> **PROBLEM STATEMENT**
Copy out every record below with complete accuracy.

(Records excerpted from a collection)
------------------------------------------------

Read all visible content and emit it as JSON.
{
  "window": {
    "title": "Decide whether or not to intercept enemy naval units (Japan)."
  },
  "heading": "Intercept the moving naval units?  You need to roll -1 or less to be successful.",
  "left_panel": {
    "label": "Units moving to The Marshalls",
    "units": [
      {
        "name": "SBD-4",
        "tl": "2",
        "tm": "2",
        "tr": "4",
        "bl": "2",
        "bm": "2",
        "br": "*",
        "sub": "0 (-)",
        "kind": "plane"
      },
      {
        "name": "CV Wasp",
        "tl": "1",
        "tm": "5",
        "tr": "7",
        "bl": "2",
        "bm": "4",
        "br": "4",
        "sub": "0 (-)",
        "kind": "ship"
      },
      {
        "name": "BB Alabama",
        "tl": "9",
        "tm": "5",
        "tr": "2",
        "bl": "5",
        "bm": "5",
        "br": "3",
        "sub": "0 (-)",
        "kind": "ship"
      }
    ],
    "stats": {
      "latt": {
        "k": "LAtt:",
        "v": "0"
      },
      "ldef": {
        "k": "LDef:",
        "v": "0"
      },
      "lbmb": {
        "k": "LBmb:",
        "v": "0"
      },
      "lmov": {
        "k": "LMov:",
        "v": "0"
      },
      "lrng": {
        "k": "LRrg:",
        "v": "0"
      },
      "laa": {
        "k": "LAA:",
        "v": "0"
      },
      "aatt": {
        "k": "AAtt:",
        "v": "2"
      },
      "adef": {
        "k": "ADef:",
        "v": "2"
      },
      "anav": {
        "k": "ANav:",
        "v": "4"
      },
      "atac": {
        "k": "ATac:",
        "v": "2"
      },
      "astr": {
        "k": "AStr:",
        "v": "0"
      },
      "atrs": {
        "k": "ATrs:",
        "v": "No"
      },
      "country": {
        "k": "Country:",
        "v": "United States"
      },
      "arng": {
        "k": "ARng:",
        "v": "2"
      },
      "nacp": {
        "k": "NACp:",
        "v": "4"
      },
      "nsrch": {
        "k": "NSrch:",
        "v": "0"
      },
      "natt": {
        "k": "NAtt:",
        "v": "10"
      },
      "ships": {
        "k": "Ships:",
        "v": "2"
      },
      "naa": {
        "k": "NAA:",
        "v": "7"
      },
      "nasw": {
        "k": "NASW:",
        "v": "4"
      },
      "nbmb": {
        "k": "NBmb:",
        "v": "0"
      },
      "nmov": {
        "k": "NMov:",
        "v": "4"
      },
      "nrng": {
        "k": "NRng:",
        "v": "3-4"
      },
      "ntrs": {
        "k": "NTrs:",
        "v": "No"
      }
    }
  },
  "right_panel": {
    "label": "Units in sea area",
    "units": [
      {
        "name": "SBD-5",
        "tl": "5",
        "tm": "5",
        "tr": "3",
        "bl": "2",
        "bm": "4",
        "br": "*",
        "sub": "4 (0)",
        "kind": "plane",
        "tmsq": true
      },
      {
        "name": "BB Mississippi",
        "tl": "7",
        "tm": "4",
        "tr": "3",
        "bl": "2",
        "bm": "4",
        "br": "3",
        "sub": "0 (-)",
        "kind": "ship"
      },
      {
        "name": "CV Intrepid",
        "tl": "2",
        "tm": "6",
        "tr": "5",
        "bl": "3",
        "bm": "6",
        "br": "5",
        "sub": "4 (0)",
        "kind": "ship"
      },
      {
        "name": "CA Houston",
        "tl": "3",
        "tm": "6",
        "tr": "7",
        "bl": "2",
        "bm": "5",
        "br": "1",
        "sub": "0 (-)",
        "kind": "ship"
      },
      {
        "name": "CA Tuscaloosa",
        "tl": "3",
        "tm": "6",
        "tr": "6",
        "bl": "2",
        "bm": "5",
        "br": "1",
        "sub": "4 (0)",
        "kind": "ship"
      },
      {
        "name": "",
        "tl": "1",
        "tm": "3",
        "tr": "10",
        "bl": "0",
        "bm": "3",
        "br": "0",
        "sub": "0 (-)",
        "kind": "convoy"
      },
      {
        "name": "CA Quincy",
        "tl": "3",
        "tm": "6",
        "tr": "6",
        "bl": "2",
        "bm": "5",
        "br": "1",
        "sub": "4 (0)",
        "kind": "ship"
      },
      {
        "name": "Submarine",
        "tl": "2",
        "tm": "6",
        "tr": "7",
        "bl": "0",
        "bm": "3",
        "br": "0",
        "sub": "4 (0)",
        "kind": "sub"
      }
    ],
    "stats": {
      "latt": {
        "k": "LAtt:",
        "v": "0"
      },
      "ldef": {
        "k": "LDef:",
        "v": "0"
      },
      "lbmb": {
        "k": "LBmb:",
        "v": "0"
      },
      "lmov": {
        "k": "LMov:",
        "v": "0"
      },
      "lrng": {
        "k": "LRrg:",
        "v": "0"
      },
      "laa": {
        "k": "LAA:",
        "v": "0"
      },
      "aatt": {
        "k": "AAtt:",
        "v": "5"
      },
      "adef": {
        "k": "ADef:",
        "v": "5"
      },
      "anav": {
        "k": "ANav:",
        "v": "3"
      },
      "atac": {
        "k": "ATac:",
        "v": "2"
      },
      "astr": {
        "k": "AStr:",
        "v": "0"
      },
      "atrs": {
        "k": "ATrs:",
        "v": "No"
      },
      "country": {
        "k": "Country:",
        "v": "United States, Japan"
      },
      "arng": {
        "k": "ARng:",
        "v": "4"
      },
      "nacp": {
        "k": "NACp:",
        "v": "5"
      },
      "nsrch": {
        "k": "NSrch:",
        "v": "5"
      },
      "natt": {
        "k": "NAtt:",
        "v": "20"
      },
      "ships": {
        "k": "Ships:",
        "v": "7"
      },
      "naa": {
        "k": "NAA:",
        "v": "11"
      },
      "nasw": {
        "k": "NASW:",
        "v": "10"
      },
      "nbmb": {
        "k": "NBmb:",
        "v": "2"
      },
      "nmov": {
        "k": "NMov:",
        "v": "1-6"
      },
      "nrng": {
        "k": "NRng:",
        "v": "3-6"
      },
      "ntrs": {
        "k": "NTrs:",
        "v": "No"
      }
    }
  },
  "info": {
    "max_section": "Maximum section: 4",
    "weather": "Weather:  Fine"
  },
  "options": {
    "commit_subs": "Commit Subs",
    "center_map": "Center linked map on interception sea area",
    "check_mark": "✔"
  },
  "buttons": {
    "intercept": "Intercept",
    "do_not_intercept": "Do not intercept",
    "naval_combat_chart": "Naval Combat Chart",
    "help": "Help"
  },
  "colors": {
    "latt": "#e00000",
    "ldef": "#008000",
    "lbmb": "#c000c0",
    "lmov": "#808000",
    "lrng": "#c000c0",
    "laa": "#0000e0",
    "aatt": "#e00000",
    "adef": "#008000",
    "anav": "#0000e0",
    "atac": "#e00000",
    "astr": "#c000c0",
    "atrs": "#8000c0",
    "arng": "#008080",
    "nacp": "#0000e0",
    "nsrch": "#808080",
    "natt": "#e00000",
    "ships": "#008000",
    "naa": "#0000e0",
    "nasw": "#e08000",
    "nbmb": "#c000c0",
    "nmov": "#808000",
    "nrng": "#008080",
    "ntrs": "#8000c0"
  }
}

------------------------------------------------

> **WRITTEN ANSWER**
Read all visible content and emit it as JSON.
{
  "window": {
    "title": "Decide whether or not to intercept enemy naval units (Japan)."
  },
  "heading": "Intercept the moving naval units?  You need to roll -1 or less to be successful.",
  "left_panel": {
    "label": "Units moving to The Marshalls",
    "units": [
      {
        "name": "SBD-4",
        "tl": "2",
        "tm": "2",
        "tr": "4",
        "bl": "2",
        "bm": "2",
        "br": "*",
        "sub": "0 (-)",
        "kind": "plane"
      },
      {
        "name": "CV Wasp",
        "tl": "1",
        "tm": "5",
        "tr": "7",
        "bl": "2",
        "bm": "4",
        "br": "4",
        "sub": "0 (-)",
        "kind": "ship"
      },
      {
        "name": "BB Alabama",
        "tl": "9",
        "tm": "5",
        "tr": "2",
        "bl": "5",
        "bm": "5",
        "br": "3",
        "sub": "0 (-)",
        "kind": "ship"
      }
    ],
    "stats": {
      "latt": {
        "k": "LAtt:",
        "v": "0"
      },
      "ldef": {
        "k": "LDef:",
        "v": "0"
      },
      "lbmb": {
        "k": "LBmb:",
        "v": "0"
      },
      "lmov": {
        "k": "LMov:",
        "v": "0"
      },
      "lrng": {
        "k": "LRrg:",
        "v": "0"
      },
      "laa": {
        "k": "LAA:",
        "v": "0"
      },
      "aatt": {
        "k": "AAtt:",
        "v": "2"
      },
      "adef": {
        "k": "ADef:",
        "v": "2"
      },
      "anav": {
        "k": "ANav:",
        "v": "4"
      },
      "atac": {
        "k": "ATac:",
        "v": "2"
      },
      "astr": {
        "k": "AStr:",
        "v": "0"
      },
      "atrs": {
        "k": "ATrs:",
        "v": "No"
      },
      "country": {
        "k": "Country:",
        "v": "United States"
      },
      "arng": {
        "k": "ARng:",
        "v": "2"
      },
      "nacp": {
        "k": "NACp:",
        "v": "4"
      },
      "nsrch": {
        "k": "NSrch:",
        "v": "0"
      },
      "natt": {
        "k": "NAtt:",
        "v": "10"
      },
      "ships": {
        "k": "Ships:",
        "v": "2"
      },
      "naa": {
        "k": "NAA:",
        "v": "7"
      },
      "nasw": {
        "k": "NASW:",
        "v": "4"
      },
      "nbmb": {
        "k": "NBmb:",
        "v": "0"
      },
      "nmov": {
        "k": "NMov:",
        "v": "4"
      },
      "nrng": {
        "k": "NRng:",
        "v": "3-4"
      },
      "ntrs": {
        "k": "NTrs:",
        "v": "No"
      }
    }
  },
  "right_panel": {
    "label": "Units in sea area",
    "units": [
      {
        "name": "SBD-5",
        "tl": "5",
        "tm": "5",
        "tr": "3",
        "bl": "2",
        "bm": "4",
        "br": "*",
        "sub": "4 (0)",
        "kind": "plane",
        "tmsq": true
      },
      {
        "name": "BB Mississippi",
        "tl": "7",
        "tm": "4",
        "tr": "3",
        "bl": "2",
        "bm": "4",
        "br": "3",
        "sub": "0 (-)",
        "kind": "ship"
      },
      {
        "name": "CV Intrepid",
        "tl": "2",
        "tm": "6",
        "tr": "5",
        "bl": "3",
        "bm": "6",
        "br": "5",
        "sub": "4 (0)",
        "kind": "ship"
      },
      {
        "name": "CA Houston",
        "tl": "3",
        "tm": "6",
        "tr": "7",
        "bl": "2",
        "bm": "5",
        "br": "1",
        "sub": "0 (-)",
        "kind": "ship"
      },
      {
        "name": "CA Tuscaloosa",
        "tl": "3",
        "tm": "6",
        "tr": "6",
        "bl": "2",
        "bm": "5",
        "br": "1",
        "sub": "4 (0)",
        "kind": "ship"
      },
      {
        "name": "",
        "tl": "1",
        "tm": "3",
        "tr": "10",
        "bl": "0",
        "bm": "3",
        "br": "0",
        "sub": "0 (-)",
        "kind": "convoy"
      },
      {
        "name": "CA Quincy",
        "tl": "3",
        "tm": "6",
        "tr": "6",
        "bl": "2",
        "bm": "5",
        "br": "1",
        "sub": "4 (0)",
        "kind": "ship"
      },
      {
        "name": "Submarine",
        "tl": "2",
        "tm": "6",
        "tr": "7",
        "bl": "0",
        "bm": "3",
        "br": "0",
        "sub": "4 (0)",
        "kind": "sub"
      }
    ],
    "stats": {
      "latt": {
        "k": "LAtt:",
        "v": "0"
      },
      "ldef": {
        "k": "LDef:",
        "v": "0"
      },
      "lbmb": {
        "k": "LBmb:",
        "v": "0"
      },
      "lmov": {
        "k": "LMov:",
        "v": "0"
      },
      "lrng": {
        "k": "LRrg:",
        "v": "0"
      },
      "laa": {
        "k": "LAA:",
        "v": "0"
      },
      "aatt": {
        "k": "AAtt:",
        "v": "5"
      },
      "adef": {
        "k": "ADef:",
        "v": "5"
      },
      "anav": {
        "k": "ANav:",
        "v": "3"
      },
      "atac": {
        "k": "ATac:",
        "v": "2"
      },
      "astr": {
        "k": "AStr:",
        "v": "0"
      },
      "atrs": {
        "k": "ATrs:",
        "v": "No"
      },
      "country": {
        "k": "Country:",
        "v": "United States, Japan"
      },
      "arng": {
        "k": "ARng:",
        "v": "4"
      },
      "nacp": {
        "k": "NACp:",
        "v": "5"
      },
      "nsrch": {
        "k": "NSrch:",
        "v": "5"
      },
      "natt": {
        "k": "NAtt:",
        "v": "20"
      },
      "ships": {
        "k": "Ships:",
        "v": "7"
      },
      "naa": {
        "k": "NAA:",
        "v": "11"
      },
      "nasw": {
        "k": "NASW:",
        "v": "10"
      },
      "nbmb": {
        "k": "NBmb:",
        "v": "2"
      },
      "nmov": {
        "k": "NMov:",
        "v": "1-6"
      },
      "nrng": {
        "k": "NRng:",
        "v": "3-6"
      },
      "ntrs": {
        "k": "NTrs:",
        "v": "No"
      }
    }
  },
  "info": {
    "max_section": "Maximum section: 4",
    "weather": "Weather:  Fine"
  },
  "options": {
    "commit_subs": "Commit Subs",
    "center_map": "Center linked map on interception sea area",
    "check_mark": "✔"
  },
  "buttons": {
    "intercept": "Intercept",
    "do_not_intercept": "Do not intercept",
    "naval_combat_chart": "Naval Combat Chart",
    "help": "Help"
  },
  "colors": {
    "latt": "#e00000",
    "ldef": "#008000",
    "lbmb": "#c000c0",
    "lmov": "#808000",
    "lrng": "#c000c0",
    "laa": "#0000e0",
    "aatt": "#e00000",
    "adef": "#008000",
    "anav": "#0000e0",
    "atac": "#e00000",
    "astr": "#c000c0",
    "atrs": "#8000c0",
    "arng": "#008080",
    "nacp": "#0000e0",
    "nsrch": "#808080",
    "natt": "#e00000",
    "ships": "#008000",
    "naa": "#0000e0",
    "nasw": "#e08000",
    "nbmb": "#c000c0",
    "nmov": "#808000",
    "nrng": "#008080",
    "ntrs": "#8000c0"
  }
}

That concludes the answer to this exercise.